**TASK PROMPT**: Reply with one number only, the count of lines holding the string "from".

--- Start of MATERIAL FOR THE TASK ---

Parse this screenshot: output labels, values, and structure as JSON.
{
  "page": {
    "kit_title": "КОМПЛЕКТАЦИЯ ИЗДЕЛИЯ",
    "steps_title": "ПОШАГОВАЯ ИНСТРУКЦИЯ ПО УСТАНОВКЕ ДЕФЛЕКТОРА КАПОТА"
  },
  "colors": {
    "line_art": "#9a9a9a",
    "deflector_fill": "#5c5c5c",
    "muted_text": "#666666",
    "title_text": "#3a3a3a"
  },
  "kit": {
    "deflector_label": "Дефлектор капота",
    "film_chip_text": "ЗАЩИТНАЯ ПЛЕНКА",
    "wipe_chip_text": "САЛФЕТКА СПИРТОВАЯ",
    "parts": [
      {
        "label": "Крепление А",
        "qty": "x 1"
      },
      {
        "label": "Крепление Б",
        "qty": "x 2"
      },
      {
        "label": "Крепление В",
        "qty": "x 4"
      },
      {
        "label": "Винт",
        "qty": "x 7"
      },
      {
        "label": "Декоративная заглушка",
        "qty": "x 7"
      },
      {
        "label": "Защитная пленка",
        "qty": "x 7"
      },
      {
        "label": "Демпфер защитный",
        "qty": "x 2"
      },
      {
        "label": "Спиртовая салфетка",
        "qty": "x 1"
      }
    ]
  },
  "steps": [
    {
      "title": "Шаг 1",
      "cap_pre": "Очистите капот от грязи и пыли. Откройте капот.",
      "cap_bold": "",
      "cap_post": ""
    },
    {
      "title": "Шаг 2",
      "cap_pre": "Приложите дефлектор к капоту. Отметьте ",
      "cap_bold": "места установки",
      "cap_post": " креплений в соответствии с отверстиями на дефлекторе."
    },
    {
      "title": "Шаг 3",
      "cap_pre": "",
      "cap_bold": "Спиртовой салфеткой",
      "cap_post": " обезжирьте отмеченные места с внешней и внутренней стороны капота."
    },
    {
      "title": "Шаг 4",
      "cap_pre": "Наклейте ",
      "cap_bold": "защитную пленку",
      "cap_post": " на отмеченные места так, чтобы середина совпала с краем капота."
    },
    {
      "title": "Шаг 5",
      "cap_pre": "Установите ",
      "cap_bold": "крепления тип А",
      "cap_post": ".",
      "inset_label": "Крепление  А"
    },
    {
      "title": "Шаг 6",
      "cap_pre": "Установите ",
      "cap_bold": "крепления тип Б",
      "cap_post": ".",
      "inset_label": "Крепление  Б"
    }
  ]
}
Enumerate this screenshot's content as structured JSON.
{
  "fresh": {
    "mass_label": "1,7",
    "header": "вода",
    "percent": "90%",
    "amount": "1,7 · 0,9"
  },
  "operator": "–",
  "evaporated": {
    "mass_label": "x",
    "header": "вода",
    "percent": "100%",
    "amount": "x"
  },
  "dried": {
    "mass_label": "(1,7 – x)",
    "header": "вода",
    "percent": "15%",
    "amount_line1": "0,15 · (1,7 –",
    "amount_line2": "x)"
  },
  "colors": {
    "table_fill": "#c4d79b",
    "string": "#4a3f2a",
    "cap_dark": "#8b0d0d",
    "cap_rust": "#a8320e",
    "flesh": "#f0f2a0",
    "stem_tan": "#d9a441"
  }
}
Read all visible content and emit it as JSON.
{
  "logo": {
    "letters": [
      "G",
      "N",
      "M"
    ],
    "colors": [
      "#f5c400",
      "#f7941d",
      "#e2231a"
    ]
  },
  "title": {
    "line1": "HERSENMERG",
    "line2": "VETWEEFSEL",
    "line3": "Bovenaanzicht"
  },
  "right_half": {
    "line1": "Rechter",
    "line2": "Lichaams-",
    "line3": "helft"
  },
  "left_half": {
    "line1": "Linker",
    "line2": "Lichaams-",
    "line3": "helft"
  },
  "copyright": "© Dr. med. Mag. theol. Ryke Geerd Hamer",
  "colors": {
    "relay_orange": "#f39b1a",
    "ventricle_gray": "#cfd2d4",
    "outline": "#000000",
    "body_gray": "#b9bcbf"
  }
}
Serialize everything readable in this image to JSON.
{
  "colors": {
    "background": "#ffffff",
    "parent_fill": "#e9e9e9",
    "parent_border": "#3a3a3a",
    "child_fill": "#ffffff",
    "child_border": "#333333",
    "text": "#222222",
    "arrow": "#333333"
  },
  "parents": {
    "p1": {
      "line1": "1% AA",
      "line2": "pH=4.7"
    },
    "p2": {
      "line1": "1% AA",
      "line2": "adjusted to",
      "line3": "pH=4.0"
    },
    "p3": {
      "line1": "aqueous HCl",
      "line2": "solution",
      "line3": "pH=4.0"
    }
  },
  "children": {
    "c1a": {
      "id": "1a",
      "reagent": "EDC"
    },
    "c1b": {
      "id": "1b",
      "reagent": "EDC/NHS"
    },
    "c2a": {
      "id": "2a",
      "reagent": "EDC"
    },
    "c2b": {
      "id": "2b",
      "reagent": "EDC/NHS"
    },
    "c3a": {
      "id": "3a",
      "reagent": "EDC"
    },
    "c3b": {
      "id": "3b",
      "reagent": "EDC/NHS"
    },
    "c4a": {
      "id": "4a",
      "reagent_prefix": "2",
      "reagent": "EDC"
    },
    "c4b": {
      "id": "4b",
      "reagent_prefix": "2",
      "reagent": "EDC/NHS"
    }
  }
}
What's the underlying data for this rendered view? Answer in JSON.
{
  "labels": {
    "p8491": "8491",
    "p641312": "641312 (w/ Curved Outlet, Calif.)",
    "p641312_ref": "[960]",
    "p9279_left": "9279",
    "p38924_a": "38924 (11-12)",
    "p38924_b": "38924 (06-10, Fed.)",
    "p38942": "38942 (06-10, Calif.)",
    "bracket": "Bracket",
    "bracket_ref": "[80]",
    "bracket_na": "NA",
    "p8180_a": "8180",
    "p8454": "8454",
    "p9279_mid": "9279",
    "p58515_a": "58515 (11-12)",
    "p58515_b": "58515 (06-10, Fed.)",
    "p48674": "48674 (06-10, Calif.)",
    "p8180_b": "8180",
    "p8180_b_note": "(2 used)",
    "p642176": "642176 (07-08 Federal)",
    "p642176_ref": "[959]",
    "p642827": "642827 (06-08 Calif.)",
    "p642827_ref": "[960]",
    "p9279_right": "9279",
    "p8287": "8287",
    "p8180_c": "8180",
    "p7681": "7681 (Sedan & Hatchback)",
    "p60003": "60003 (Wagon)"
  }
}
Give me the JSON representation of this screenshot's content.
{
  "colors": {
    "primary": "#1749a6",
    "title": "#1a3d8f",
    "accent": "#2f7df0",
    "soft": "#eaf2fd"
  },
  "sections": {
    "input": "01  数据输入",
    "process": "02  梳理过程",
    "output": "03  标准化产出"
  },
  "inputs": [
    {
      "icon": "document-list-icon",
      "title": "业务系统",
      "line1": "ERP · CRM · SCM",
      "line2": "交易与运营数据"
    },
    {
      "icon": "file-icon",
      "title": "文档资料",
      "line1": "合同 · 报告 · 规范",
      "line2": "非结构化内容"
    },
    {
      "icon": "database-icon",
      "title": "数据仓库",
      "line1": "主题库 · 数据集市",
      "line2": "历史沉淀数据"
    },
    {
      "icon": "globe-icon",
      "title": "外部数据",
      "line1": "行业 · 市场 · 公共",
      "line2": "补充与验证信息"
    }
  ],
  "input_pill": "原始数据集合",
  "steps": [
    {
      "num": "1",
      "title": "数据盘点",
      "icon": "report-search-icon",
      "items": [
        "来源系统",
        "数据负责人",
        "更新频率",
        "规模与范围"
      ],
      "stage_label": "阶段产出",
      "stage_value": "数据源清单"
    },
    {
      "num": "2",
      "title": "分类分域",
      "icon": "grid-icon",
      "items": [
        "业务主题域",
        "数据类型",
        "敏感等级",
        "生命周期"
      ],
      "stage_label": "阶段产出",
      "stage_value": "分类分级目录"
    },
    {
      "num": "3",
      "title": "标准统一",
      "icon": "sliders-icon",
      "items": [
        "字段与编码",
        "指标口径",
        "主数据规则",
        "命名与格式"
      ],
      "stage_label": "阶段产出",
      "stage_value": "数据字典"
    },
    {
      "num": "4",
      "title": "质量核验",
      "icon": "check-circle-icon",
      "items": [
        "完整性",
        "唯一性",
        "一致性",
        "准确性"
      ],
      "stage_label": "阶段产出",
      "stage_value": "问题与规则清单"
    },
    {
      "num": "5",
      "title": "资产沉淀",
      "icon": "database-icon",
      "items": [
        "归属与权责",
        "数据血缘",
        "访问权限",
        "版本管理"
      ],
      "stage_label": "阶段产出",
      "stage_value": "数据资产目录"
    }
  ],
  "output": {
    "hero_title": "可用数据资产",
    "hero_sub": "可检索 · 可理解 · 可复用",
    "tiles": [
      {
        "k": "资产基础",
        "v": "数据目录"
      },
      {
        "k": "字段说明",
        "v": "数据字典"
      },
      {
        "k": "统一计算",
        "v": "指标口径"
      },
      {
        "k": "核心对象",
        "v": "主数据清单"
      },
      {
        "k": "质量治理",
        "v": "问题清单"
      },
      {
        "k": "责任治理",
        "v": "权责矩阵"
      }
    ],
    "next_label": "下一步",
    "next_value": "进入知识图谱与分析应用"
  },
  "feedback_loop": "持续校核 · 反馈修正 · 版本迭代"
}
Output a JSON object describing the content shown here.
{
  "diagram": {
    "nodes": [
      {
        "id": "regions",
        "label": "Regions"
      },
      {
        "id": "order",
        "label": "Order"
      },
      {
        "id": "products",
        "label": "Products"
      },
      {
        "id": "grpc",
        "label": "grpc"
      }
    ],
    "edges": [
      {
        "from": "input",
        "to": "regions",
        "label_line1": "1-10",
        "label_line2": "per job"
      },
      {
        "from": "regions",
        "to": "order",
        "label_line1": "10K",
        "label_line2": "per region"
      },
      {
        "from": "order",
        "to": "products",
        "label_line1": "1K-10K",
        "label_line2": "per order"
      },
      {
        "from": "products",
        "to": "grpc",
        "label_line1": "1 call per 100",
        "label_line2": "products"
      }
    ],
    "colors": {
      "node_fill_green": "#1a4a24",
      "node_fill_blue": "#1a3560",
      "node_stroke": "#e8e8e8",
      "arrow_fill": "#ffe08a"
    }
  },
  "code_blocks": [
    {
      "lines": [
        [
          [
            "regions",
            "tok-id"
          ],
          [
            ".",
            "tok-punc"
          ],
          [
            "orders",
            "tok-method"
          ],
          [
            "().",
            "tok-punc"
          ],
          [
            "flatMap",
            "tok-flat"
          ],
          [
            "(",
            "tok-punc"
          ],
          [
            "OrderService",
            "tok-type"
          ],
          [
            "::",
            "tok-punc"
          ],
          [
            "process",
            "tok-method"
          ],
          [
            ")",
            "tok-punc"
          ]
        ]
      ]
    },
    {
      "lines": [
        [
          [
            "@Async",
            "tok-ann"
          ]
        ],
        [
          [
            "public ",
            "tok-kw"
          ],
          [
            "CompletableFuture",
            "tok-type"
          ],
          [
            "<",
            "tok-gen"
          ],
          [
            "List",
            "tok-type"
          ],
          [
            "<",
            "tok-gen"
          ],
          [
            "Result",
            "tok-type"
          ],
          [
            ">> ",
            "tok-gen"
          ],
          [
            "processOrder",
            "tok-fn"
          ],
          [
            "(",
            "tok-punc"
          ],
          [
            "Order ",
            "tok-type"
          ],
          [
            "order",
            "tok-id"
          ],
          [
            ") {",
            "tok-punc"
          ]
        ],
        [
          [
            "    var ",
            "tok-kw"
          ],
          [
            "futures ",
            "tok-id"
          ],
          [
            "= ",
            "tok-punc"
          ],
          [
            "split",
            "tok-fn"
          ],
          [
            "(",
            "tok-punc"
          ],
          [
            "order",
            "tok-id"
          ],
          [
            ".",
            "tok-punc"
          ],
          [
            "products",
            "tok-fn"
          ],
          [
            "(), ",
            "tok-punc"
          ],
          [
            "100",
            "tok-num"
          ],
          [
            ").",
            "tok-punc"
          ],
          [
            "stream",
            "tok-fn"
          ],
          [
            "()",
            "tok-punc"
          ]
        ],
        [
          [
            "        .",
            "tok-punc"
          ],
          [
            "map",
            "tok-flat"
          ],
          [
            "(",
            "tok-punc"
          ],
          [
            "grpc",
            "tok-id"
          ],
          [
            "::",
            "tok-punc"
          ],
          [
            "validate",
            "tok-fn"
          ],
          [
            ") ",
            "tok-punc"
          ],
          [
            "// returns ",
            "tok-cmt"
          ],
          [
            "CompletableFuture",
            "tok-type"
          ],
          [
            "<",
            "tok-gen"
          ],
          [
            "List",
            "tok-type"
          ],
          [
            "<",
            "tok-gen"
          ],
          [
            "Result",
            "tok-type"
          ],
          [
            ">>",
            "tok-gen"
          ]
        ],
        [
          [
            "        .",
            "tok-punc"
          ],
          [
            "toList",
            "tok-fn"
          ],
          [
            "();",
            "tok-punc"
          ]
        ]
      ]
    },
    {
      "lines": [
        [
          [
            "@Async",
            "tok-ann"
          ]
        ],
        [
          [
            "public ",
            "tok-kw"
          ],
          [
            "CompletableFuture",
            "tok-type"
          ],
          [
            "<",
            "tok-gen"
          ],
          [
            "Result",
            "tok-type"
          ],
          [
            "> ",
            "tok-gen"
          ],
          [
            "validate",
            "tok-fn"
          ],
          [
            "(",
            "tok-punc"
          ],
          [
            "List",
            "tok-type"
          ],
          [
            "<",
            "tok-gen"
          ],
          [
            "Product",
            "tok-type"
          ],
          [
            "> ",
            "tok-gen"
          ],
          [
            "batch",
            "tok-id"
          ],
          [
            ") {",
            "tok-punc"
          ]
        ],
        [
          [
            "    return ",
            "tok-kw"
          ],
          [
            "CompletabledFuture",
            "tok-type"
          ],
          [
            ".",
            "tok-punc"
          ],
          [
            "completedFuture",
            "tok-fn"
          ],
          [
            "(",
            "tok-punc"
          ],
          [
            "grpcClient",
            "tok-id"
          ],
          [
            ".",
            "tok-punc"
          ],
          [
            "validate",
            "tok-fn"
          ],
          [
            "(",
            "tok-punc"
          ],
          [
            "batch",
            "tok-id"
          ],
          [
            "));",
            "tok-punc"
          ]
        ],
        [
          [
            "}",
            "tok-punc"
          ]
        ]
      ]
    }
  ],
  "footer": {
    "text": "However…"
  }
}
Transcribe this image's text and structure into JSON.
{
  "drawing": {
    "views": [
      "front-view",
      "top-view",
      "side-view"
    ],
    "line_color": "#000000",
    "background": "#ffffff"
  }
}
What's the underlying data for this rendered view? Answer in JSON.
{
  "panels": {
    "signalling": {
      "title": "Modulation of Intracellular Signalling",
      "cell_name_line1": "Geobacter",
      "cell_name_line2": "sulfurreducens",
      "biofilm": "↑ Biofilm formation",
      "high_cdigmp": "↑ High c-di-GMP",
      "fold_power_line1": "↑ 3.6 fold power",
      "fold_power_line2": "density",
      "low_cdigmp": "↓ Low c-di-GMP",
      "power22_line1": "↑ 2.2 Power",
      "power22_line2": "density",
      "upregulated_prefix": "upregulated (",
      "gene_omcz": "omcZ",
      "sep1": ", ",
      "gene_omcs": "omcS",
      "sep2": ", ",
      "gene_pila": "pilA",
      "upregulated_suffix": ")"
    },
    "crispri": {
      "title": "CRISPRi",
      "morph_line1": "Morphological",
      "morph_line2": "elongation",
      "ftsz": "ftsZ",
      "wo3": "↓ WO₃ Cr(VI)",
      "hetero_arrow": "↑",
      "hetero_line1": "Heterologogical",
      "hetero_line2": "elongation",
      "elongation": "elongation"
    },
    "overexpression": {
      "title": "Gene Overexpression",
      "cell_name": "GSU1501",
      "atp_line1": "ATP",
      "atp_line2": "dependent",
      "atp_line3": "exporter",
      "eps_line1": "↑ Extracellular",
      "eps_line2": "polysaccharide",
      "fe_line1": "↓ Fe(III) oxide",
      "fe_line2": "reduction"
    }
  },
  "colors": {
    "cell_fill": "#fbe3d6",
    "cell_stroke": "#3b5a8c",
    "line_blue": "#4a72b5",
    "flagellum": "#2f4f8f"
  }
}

--- End of MATERIAL FOR THE TASK ---

**COMPLETE RESPONSE**: 4